Your instructions:
Reproduce all of the data exactly, with no line skipped.

Given information:

================================

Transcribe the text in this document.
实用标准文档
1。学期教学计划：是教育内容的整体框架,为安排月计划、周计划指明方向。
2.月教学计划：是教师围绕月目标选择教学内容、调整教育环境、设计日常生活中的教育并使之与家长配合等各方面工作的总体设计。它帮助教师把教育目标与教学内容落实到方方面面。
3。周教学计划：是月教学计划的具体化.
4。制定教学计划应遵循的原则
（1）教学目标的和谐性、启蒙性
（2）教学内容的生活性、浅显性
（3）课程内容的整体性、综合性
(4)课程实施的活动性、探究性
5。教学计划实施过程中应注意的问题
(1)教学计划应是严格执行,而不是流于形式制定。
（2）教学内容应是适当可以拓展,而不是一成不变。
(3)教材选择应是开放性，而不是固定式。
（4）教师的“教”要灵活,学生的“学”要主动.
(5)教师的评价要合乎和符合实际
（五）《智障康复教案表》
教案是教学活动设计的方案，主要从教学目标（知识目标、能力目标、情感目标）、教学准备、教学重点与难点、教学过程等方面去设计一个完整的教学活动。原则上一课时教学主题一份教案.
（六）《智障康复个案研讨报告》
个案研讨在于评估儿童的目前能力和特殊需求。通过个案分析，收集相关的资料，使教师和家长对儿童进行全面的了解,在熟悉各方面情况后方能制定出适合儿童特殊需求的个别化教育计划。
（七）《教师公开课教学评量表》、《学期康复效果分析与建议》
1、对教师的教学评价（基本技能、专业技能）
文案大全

================================

Answer to this exercise:
Transcribe the text in this document.
实用标准文档
1。学期教学计划：是教育内容的整体框架,为安排月计划、周计划指明方向。
2.月教学计划：是教师围绕月目标选择教学内容、调整教育环境、设计日常生活中的教育并使之与家长配合等各方面工作的总体设计。它帮助教师把教育目标与教学内容落实到方方面面。
3。周教学计划：是月教学计划的具体化.
4。制定教学计划应遵循的原则
（1）教学目标的和谐性、启蒙性
（2）教学内容的生活性、浅显性
（3）课程内容的整体性、综合性
(4)课程实施的活动性、探究性
5。教学计划实施过程中应注意的问题
(1)教学计划应是严格执行,而不是流于形式制定。
（2）教学内容应是适当可以拓展,而不是一成不变。
(3)教材选择应是开放性，而不是固定式。
（4）教师的“教”要灵活,学生的“学”要主动.
(5)教师的评价要合乎和符合实际
（五）《智障康复教案表》
教案是教学活动设计的方案，主要从教学目标（知识目标、能力目标、情感目标）、教学准备、教学重点与难点、教学过程等方面去设计一个完整的教学活动。原则上一课时教学主题一份教案.
（六）《智障康复个案研讨报告》
个案研讨在于评估儿童的目前能力和特殊需求。通过个案分析，收集相关的资料，使教师和家长对儿童进行全面的了解,在熟悉各方面情况后方能制定出适合儿童特殊需求的个别化教育计划。
（七）《教师公开课教学评量表》、《学期康复效果分析与建议》
1、对教师的教学评价（基本技能、专业技能）
文案大全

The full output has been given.